Saved entries:
•••

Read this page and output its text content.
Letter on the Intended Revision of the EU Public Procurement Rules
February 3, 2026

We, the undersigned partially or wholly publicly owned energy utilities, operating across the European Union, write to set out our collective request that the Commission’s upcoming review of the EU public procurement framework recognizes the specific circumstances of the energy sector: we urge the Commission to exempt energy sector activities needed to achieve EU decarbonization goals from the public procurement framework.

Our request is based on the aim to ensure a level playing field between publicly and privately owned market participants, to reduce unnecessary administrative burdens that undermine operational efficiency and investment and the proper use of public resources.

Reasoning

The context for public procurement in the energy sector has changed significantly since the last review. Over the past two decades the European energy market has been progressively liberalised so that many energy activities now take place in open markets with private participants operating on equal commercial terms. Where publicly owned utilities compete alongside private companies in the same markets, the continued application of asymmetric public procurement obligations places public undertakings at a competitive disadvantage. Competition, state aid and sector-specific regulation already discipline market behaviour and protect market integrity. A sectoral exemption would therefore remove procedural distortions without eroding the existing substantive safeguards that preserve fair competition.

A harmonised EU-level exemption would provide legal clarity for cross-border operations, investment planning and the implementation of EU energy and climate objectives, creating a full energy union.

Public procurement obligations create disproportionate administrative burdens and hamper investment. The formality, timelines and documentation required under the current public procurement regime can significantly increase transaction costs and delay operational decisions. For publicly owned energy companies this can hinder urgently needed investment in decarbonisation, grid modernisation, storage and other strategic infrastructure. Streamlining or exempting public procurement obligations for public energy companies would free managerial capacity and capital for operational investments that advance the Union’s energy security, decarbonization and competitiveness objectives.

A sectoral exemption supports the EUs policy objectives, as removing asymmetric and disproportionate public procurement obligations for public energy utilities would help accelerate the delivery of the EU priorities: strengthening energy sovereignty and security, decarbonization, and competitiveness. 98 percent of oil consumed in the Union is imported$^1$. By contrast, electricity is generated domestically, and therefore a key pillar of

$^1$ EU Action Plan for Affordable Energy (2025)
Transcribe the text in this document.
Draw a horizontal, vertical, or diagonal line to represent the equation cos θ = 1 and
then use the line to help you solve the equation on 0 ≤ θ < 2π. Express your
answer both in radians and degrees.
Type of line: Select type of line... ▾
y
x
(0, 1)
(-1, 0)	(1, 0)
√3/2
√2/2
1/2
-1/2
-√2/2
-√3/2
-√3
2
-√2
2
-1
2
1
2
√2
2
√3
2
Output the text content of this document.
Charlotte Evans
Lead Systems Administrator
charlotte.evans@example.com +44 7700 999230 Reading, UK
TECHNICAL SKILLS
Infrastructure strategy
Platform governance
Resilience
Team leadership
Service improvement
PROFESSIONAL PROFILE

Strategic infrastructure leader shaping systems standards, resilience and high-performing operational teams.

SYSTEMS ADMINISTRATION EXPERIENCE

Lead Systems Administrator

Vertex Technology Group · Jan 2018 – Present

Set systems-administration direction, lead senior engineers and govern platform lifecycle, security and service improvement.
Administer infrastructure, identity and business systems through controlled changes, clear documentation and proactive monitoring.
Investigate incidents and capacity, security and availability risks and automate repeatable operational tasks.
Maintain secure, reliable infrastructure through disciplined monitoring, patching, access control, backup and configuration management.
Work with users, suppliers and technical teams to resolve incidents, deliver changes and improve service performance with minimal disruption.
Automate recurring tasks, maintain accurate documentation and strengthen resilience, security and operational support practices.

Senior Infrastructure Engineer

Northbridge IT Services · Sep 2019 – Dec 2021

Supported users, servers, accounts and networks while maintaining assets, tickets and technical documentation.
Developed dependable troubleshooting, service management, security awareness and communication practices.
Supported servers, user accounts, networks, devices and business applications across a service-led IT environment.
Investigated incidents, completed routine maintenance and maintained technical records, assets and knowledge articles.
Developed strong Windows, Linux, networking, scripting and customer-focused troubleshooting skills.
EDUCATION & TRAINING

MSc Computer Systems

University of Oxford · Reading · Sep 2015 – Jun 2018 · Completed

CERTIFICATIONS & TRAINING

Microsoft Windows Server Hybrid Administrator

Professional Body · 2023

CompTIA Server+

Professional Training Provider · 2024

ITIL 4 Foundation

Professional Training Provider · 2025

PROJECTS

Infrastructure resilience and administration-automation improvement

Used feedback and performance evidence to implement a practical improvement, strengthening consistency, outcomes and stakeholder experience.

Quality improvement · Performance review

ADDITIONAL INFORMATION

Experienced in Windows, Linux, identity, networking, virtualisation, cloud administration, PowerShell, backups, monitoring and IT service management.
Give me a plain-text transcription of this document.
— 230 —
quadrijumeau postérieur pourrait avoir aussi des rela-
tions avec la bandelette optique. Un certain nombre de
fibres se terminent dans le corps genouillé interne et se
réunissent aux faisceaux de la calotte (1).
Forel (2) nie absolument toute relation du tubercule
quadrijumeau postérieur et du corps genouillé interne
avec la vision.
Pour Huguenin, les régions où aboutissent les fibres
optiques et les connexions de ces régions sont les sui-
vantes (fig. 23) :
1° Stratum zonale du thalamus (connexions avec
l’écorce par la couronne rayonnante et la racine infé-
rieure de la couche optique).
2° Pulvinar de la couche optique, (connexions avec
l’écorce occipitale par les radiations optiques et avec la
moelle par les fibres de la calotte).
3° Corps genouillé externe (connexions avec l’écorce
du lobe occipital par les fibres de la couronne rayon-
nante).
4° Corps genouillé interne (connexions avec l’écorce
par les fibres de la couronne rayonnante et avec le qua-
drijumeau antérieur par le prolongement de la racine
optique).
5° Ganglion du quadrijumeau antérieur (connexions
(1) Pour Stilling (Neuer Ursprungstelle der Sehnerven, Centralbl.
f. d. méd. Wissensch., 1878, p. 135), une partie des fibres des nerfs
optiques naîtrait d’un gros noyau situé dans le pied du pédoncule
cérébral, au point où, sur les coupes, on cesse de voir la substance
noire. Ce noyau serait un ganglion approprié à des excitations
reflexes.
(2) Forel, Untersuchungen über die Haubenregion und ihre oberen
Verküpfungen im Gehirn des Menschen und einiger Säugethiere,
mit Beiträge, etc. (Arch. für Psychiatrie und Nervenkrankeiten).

•••

From the data, pick out every line that includes "equation".

Response below:
Draw a horizontal, vertical, or diagonal line to represent the equation cos θ = 1 and
then use the line to help you solve the equation on 0 ≤ θ < 2π. Express your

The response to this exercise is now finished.